Identify and pull out each line of the entries in which "JSON" occurs.

Start Records supplied

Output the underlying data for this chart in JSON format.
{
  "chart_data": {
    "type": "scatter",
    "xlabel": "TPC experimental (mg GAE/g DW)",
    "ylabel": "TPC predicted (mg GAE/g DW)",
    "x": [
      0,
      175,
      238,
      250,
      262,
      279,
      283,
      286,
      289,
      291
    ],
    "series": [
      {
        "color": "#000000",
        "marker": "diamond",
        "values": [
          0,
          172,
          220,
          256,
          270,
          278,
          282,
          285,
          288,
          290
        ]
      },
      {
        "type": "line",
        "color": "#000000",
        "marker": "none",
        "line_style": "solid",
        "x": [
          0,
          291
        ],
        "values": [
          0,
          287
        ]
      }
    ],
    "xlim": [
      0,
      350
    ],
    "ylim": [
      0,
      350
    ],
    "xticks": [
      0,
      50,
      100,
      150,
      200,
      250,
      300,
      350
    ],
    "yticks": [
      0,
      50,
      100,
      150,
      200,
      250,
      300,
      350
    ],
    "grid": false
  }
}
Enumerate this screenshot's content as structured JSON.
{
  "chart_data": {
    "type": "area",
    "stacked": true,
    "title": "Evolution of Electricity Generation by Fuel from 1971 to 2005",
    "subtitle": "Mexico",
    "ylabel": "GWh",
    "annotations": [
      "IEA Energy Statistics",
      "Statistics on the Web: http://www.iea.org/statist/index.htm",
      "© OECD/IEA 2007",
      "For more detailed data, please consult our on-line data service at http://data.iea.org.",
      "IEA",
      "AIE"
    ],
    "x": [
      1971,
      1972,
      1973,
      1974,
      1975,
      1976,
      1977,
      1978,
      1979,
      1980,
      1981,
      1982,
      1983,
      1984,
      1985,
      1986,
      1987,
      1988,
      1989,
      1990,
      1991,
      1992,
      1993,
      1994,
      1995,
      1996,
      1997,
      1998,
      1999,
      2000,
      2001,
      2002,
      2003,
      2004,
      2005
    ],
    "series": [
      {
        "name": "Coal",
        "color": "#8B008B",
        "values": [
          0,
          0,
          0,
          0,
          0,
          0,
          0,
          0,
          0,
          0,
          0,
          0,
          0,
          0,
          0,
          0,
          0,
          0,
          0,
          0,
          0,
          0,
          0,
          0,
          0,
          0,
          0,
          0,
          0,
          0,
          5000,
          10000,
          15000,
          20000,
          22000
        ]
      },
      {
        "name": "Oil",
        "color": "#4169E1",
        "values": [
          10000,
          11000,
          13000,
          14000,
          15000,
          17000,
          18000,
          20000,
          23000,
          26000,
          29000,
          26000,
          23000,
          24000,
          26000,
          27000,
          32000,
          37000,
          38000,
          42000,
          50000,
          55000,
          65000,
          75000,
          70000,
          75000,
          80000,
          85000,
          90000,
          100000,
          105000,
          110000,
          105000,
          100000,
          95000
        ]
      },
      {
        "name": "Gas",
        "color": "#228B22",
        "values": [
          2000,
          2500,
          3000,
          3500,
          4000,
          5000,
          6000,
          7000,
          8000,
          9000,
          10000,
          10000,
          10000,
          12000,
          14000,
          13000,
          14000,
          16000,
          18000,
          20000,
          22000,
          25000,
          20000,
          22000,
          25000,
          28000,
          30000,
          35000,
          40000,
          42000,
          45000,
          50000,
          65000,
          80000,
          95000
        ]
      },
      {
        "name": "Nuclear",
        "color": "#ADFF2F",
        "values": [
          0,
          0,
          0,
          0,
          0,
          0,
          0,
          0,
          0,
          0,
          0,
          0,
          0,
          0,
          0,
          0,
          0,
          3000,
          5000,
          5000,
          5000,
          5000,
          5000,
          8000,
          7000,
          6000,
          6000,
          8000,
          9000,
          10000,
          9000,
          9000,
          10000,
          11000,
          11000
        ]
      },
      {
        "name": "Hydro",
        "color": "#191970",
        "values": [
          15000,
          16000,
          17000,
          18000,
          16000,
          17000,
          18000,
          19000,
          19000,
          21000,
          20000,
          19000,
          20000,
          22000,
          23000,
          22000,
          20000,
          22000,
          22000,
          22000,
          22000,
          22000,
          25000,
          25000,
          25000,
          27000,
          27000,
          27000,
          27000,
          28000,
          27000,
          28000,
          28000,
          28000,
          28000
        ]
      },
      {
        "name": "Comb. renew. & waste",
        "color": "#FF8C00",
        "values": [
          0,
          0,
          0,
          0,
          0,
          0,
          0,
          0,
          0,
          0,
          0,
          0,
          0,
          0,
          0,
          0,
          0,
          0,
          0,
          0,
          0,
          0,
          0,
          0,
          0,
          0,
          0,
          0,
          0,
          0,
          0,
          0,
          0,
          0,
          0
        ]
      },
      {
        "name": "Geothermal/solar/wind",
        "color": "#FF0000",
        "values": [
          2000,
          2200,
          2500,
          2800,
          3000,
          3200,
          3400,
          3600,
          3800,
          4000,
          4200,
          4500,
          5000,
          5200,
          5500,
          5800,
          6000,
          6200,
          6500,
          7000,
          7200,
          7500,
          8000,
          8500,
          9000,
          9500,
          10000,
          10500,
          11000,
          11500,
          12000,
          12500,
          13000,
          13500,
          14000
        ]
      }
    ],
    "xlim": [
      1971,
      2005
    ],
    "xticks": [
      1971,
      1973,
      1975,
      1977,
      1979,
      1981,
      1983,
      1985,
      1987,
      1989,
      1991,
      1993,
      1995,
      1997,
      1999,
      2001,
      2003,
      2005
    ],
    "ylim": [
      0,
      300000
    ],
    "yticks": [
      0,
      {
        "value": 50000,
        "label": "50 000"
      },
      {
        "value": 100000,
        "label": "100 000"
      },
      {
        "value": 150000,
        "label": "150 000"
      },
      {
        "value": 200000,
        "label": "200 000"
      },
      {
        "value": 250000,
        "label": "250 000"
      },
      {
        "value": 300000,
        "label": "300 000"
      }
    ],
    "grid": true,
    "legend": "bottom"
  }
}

End Records supplied

The reply
Output the underlying data for this chart in JSON format.
Enumerate this screenshot's content as structured JSON.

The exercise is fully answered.